■ **Problem details**
Set down the lines from the one containing "legend-label: SAN FERNANDO" through the one containing "x-tick-label: 0.6 (598, 601, 619, 613)", both included, reproducing each without alteration.

Labeled region entries

######

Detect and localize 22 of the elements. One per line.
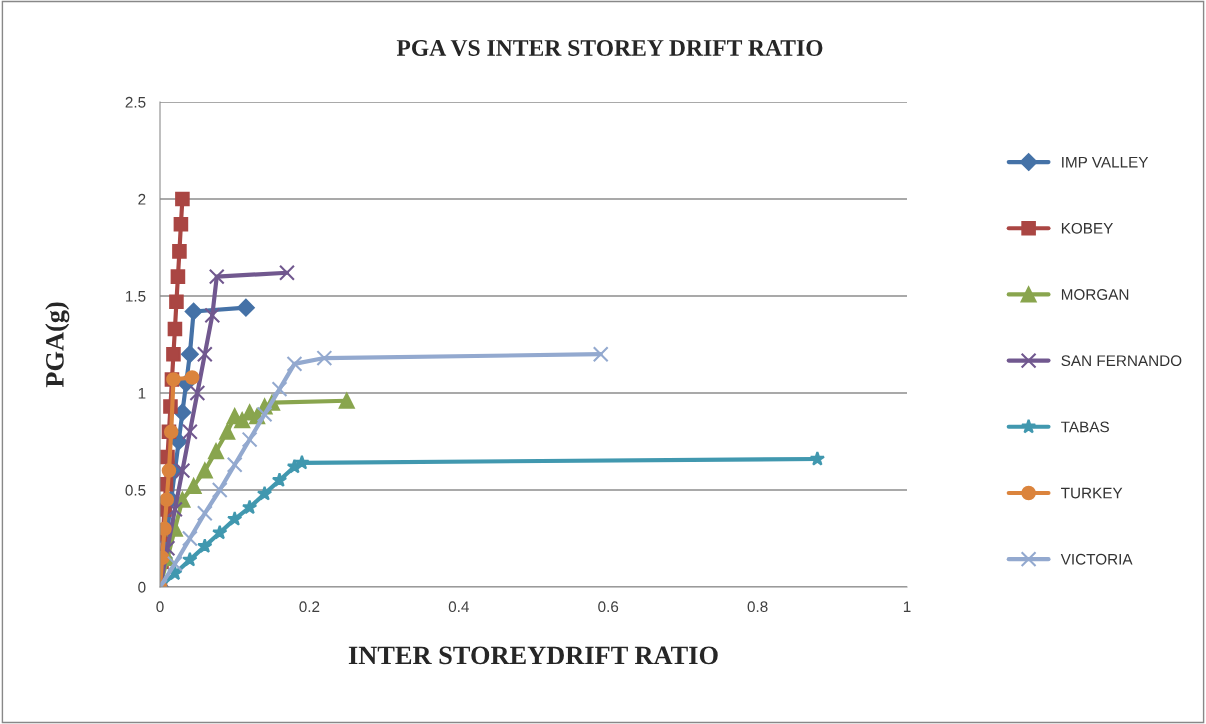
legend-label: SAN FERNANDO (1061, 355, 1182, 367)
legend-label: KOBEY (1061, 222, 1113, 234)
y-tick-label: 0.5 (125, 484, 146, 496)
y-tick-label: 2 (138, 193, 146, 205)
y-tick-label: 1 (138, 388, 146, 399)
x-tick-label: 0.6 (598, 601, 619, 613)
legend-label: TABAS (1061, 421, 1109, 433)
y-tick-label: 1.5 (126, 291, 146, 302)
legend-label: MORGAN (1061, 289, 1129, 300)
x-tick-label: 1 (903, 601, 911, 612)
legend-label: IMP VALLEY (1062, 156, 1149, 168)
x-tick-label: 0.2 (299, 601, 320, 613)
x-axis-title: INTER STOREYDRIFT RATIO (348, 646, 718, 665)
y-axis-title: PGA(g) (45, 302, 70, 388)
legend-label: TURKEY (1061, 487, 1123, 499)
chart-title: PGA VS INTER STOREY DRIFT RATIO (396, 40, 823, 57)
x-tick-label: 0.8 (747, 601, 768, 613)
x-tick-label: 0 (156, 601, 164, 613)
legend-label: VICTORIA (1060, 553, 1133, 565)
y-tick-label: 2.5 (125, 96, 146, 108)
y-tick-label: 0 (138, 581, 146, 593)
x-tick-label: 0.4 (448, 601, 469, 613)
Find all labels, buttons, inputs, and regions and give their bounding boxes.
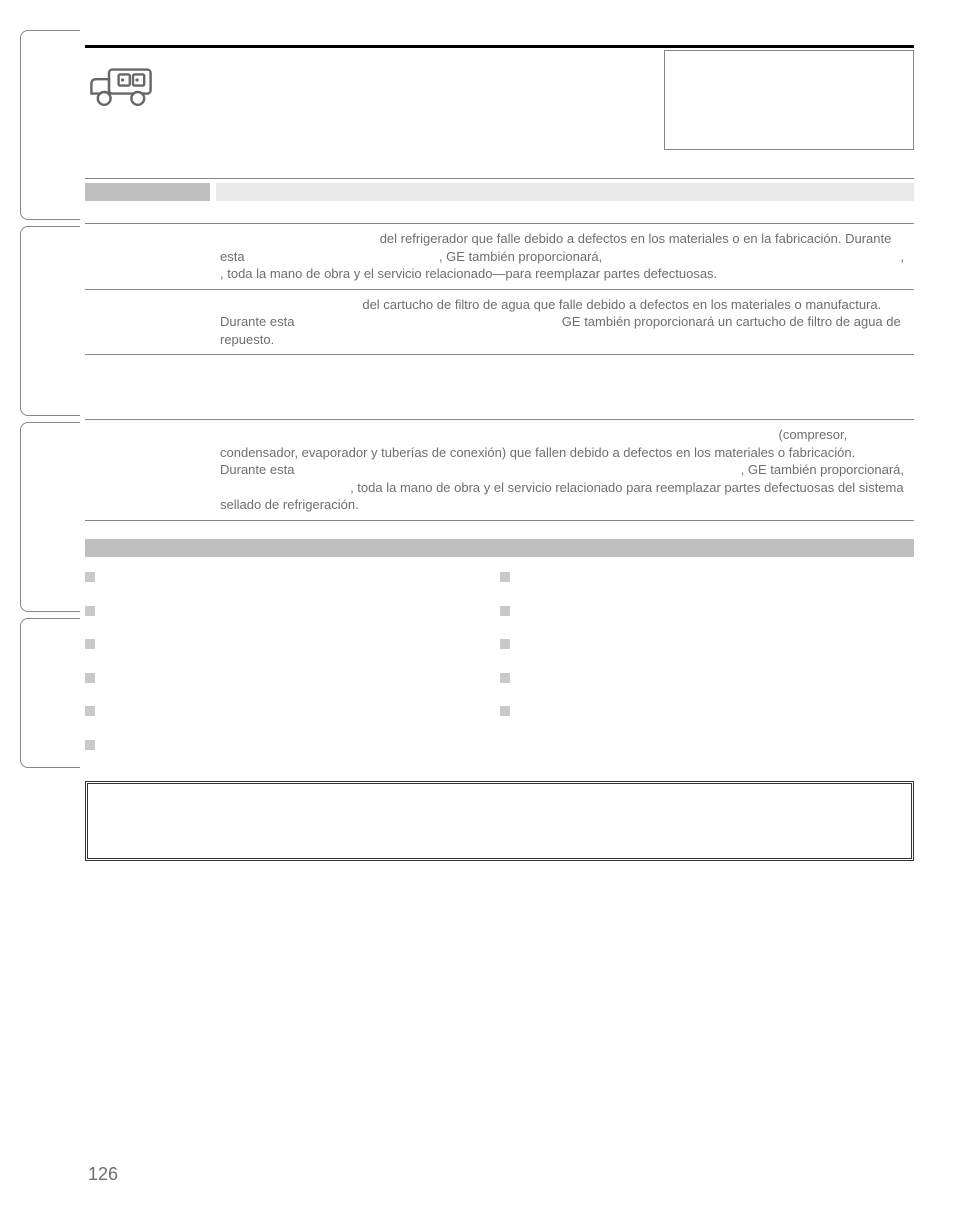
bullet-icon (85, 706, 95, 716)
side-tab-strip (20, 30, 80, 774)
main-content: XXXXXXXXXXXXXXXXXX del refrigerador que … (85, 45, 914, 861)
warranty-row: XXXXXXXXXXXXXXXXXXXXXXXXXXXXXXXXXXXXXXXX… (85, 420, 914, 520)
bullet-icon (500, 673, 510, 683)
rule (85, 178, 914, 179)
exclusion-item (85, 737, 500, 753)
page-number: 126 (88, 1164, 118, 1185)
bullet-icon (500, 639, 510, 649)
exclusion-item (500, 670, 915, 686)
exclusions-band (85, 539, 914, 557)
header-row (85, 58, 914, 150)
side-tab (20, 618, 80, 768)
exclusion-text (105, 670, 109, 686)
bullet-icon (85, 572, 95, 582)
bullet-icon (85, 606, 95, 616)
exclusion-text (520, 569, 524, 585)
exclusion-text (105, 636, 109, 652)
bullet-icon (500, 706, 510, 716)
exclusion-text (520, 703, 524, 719)
exclusion-item (85, 569, 500, 585)
warranty-table-1: XXXXXXXXXXXXXXXXXX del refrigerador que … (85, 223, 914, 355)
exclusion-item (85, 670, 500, 686)
bullet-icon (85, 673, 95, 683)
exclusion-item (500, 603, 915, 619)
warranty-row: XXXXXXXXXXXXXXXX del cartucho de filtro … (85, 290, 914, 355)
exclusions (85, 563, 914, 771)
side-tab (20, 422, 80, 612)
exclusions-col-right (500, 563, 915, 771)
exclusion-text (105, 569, 109, 585)
bullet-icon (500, 572, 510, 582)
truck-icon (85, 58, 165, 118)
bullet-icon (500, 606, 510, 616)
warranty-text: XXXXXXXXXXXXXXXXXX del refrigerador que … (210, 230, 914, 283)
bullet-icon (85, 740, 95, 750)
rule-thick (85, 45, 914, 48)
band-right (216, 183, 914, 201)
warranty-text: XXXXXXXXXXXXXXXX del cartucho de filtro … (210, 296, 914, 349)
warranty-table-2: XXXXXXXXXXXXXXXXXXXXXXXXXXXXXXXXXXXXXXXX… (85, 419, 914, 521)
exclusion-text (520, 603, 524, 619)
bullet-icon (85, 639, 95, 649)
warranty-text: XXXXXXXXXXXXXXXXXXXXXXXXXXXXXXXXXXXXXXXX… (210, 426, 914, 514)
exclusion-item (500, 636, 915, 652)
exclusion-text (105, 737, 109, 753)
exclusion-text (105, 703, 109, 719)
notice-box (85, 781, 914, 861)
exclusion-item (85, 703, 500, 719)
exclusion-item (500, 569, 915, 585)
exclusion-item (85, 636, 500, 652)
section-band (85, 183, 914, 201)
side-tab (20, 226, 80, 416)
exclusion-item (500, 703, 915, 719)
staple-card-box (664, 50, 914, 150)
exclusion-text (520, 670, 524, 686)
side-tab (20, 30, 80, 220)
exclusions-col-left (85, 563, 500, 771)
exclusion-text (520, 636, 524, 652)
exclusion-item (85, 603, 500, 619)
band-left (85, 183, 210, 201)
warranty-row: XXXXXXXXXXXXXXXXXX del refrigerador que … (85, 224, 914, 289)
exclusion-text (105, 603, 109, 619)
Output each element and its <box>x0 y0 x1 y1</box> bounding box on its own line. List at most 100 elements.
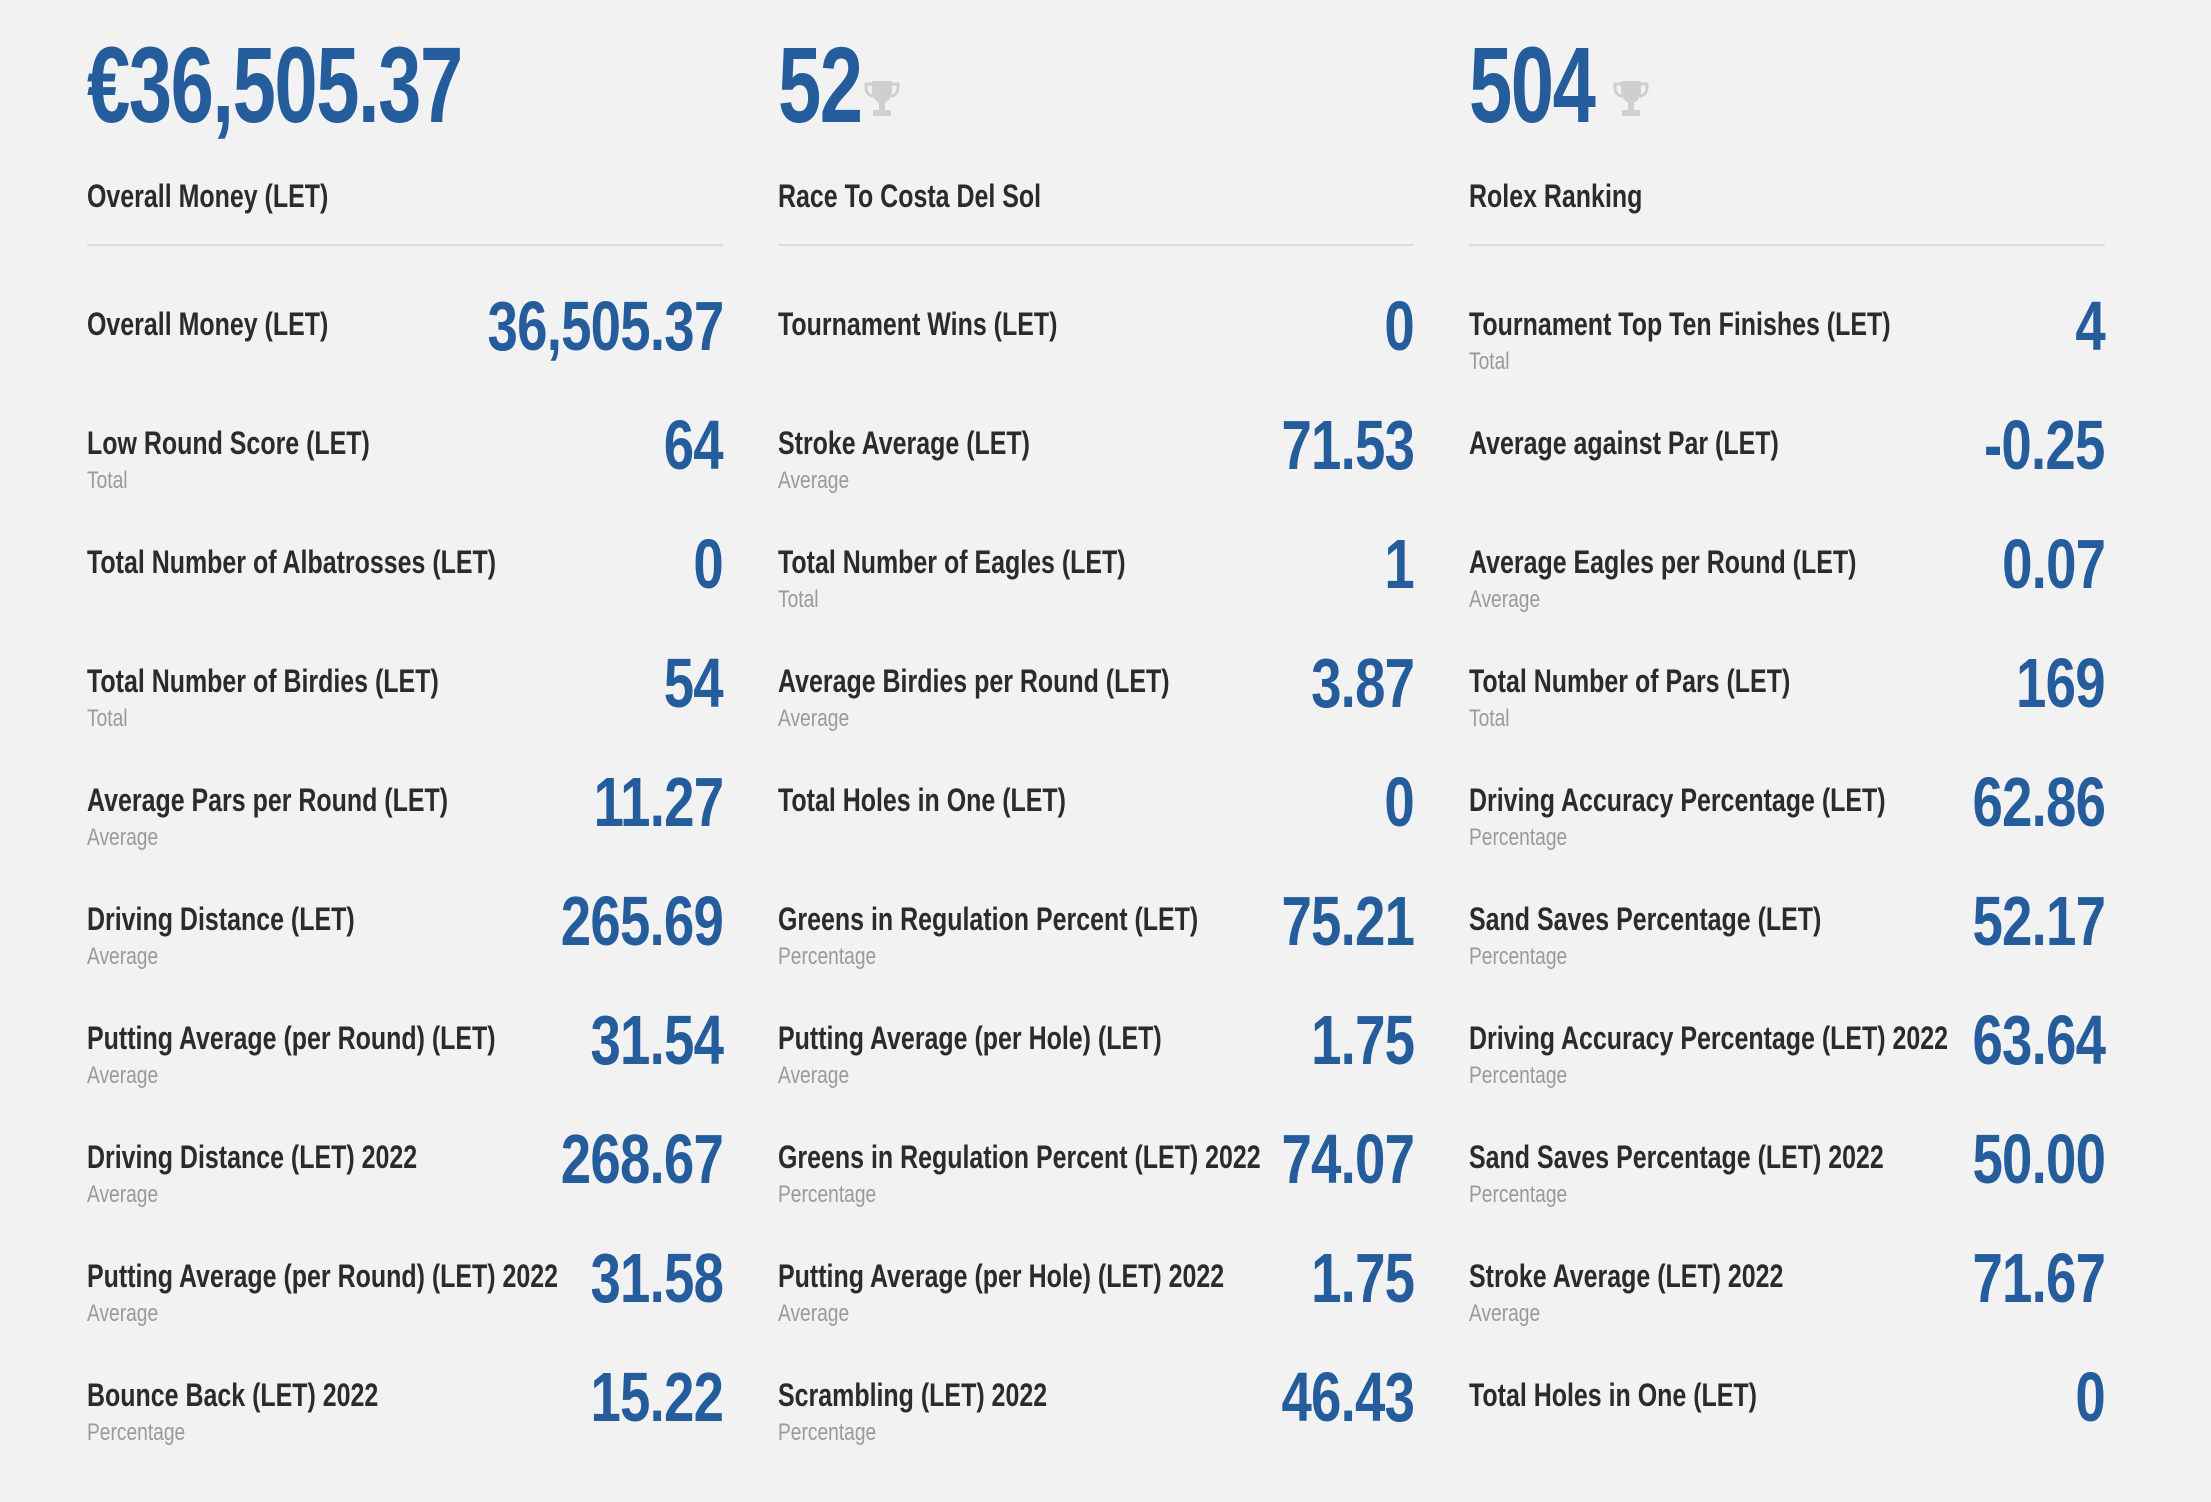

######

■ **The result**
legend-label: SAN FERNANDO (1061, 355, 1182, 367)
legend-label: KOBEY (1061, 222, 1113, 234)
y-tick-label: 0.5 (125, 484, 146, 496)
y-tick-label: 2 (138, 193, 146, 205)
y-tick-label: 1 (138, 388, 146, 399)
x-tick-label: 0.6 (598, 601, 619, 613)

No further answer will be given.